### Work instructions
In the data that follows, count each line holding the string "October"; answer with the number only.
____
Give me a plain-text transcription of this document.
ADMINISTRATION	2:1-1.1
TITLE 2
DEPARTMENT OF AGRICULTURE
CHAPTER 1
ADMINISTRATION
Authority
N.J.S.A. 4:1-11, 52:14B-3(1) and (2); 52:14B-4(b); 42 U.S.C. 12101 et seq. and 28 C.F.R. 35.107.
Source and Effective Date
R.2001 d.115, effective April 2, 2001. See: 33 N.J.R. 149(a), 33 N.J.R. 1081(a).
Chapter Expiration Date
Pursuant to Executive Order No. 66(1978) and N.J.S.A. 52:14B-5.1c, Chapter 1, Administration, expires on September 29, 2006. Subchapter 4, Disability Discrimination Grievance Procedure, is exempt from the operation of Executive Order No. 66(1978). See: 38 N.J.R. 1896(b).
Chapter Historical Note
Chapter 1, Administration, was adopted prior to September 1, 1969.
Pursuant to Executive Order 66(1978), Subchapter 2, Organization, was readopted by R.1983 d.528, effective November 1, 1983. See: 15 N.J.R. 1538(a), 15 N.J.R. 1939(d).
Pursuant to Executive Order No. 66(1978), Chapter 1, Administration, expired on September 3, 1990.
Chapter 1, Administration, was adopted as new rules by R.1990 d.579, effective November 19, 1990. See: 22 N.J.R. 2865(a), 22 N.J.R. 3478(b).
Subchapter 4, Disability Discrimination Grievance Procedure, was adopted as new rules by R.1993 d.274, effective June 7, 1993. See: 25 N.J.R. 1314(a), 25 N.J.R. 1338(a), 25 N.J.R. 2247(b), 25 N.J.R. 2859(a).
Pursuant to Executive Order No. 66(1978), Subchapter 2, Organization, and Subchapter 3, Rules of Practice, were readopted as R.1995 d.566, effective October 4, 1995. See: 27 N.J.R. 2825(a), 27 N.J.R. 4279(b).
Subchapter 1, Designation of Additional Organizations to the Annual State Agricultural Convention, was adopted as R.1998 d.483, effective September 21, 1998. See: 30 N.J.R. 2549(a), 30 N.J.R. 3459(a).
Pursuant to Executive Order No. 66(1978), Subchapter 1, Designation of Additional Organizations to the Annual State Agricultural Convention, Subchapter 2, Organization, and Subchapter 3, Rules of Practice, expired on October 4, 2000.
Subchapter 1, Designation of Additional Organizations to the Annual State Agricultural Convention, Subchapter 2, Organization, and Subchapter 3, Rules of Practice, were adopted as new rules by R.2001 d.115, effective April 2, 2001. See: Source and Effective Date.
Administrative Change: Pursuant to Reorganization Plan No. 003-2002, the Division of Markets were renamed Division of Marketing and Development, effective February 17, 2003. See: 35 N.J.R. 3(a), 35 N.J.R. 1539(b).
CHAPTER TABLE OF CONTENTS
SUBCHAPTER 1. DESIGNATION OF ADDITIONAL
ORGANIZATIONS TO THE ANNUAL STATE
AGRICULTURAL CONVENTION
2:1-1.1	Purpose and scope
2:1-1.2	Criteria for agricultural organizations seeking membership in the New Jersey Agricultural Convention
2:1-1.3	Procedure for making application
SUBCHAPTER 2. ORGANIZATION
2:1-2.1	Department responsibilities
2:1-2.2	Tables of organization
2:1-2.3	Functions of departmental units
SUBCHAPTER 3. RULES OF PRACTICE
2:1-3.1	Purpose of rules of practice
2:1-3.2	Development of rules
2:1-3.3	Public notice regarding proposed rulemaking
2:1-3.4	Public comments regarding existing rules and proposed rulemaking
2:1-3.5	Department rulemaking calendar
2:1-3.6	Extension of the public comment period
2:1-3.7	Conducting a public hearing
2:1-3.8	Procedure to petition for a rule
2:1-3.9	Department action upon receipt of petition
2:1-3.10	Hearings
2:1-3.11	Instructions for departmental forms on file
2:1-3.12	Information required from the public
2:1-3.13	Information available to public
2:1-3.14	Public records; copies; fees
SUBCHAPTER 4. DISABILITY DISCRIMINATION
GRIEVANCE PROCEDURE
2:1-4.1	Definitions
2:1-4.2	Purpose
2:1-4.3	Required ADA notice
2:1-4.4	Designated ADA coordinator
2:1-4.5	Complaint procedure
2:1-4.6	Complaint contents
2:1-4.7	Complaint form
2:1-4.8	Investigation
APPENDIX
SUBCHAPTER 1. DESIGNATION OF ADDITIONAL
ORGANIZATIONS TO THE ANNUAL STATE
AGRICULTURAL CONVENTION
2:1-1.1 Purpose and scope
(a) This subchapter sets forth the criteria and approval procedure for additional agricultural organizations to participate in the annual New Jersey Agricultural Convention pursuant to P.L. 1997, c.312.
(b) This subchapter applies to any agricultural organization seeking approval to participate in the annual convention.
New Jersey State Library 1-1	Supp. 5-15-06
____
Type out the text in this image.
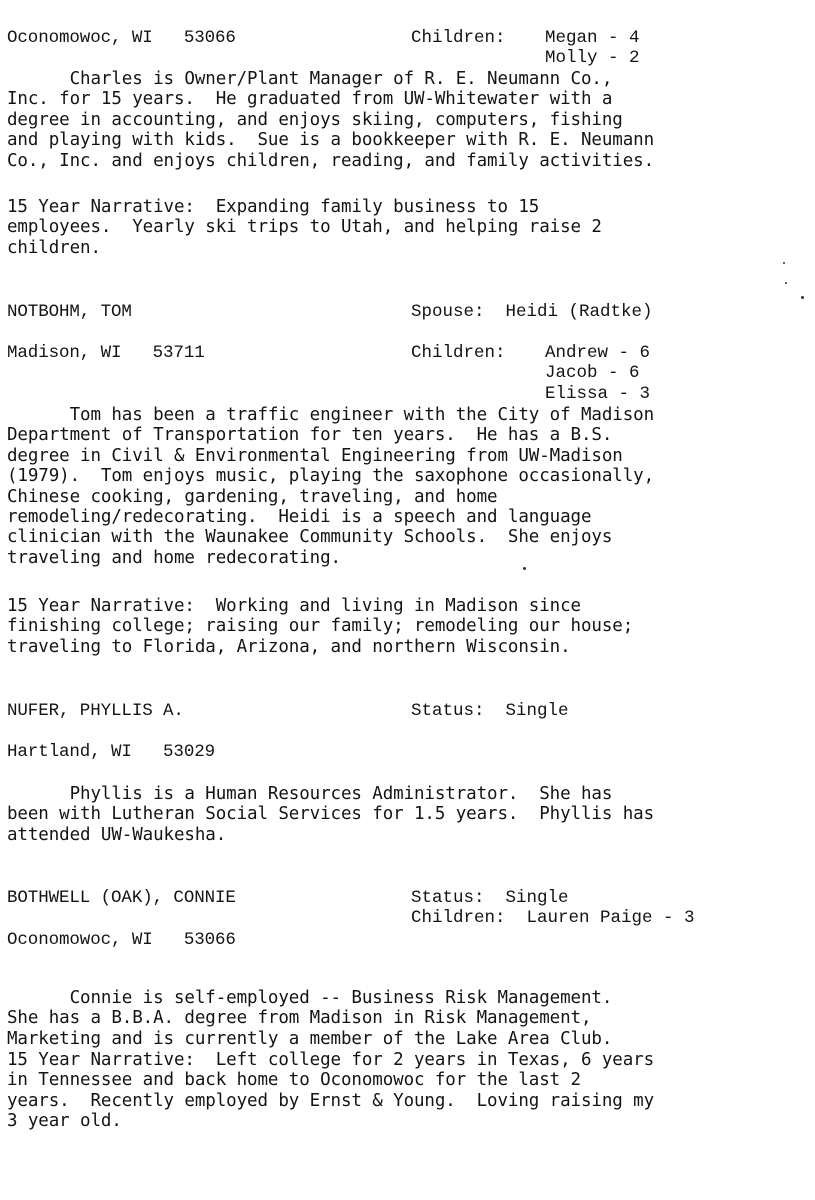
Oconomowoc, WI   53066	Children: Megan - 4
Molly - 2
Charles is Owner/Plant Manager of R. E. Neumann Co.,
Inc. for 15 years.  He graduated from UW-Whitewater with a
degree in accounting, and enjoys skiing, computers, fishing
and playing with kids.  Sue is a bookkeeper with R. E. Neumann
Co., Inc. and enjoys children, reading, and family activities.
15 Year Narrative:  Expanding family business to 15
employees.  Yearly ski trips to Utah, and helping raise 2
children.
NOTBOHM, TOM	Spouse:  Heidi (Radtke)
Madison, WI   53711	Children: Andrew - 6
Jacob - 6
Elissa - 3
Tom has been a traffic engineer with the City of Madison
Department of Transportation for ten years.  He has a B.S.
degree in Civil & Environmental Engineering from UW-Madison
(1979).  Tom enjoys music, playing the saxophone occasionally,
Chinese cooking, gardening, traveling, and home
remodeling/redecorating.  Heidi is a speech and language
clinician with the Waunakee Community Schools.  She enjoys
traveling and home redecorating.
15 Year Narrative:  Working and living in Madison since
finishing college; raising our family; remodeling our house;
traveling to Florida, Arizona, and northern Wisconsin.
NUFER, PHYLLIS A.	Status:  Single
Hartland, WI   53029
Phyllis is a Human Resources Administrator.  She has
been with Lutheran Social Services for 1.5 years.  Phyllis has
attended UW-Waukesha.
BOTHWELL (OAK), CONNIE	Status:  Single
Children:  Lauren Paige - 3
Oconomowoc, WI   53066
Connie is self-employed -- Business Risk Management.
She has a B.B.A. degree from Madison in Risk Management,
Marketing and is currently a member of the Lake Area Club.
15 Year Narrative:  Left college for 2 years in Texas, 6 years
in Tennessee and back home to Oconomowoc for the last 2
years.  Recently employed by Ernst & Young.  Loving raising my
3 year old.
____
### Solution for this problem
2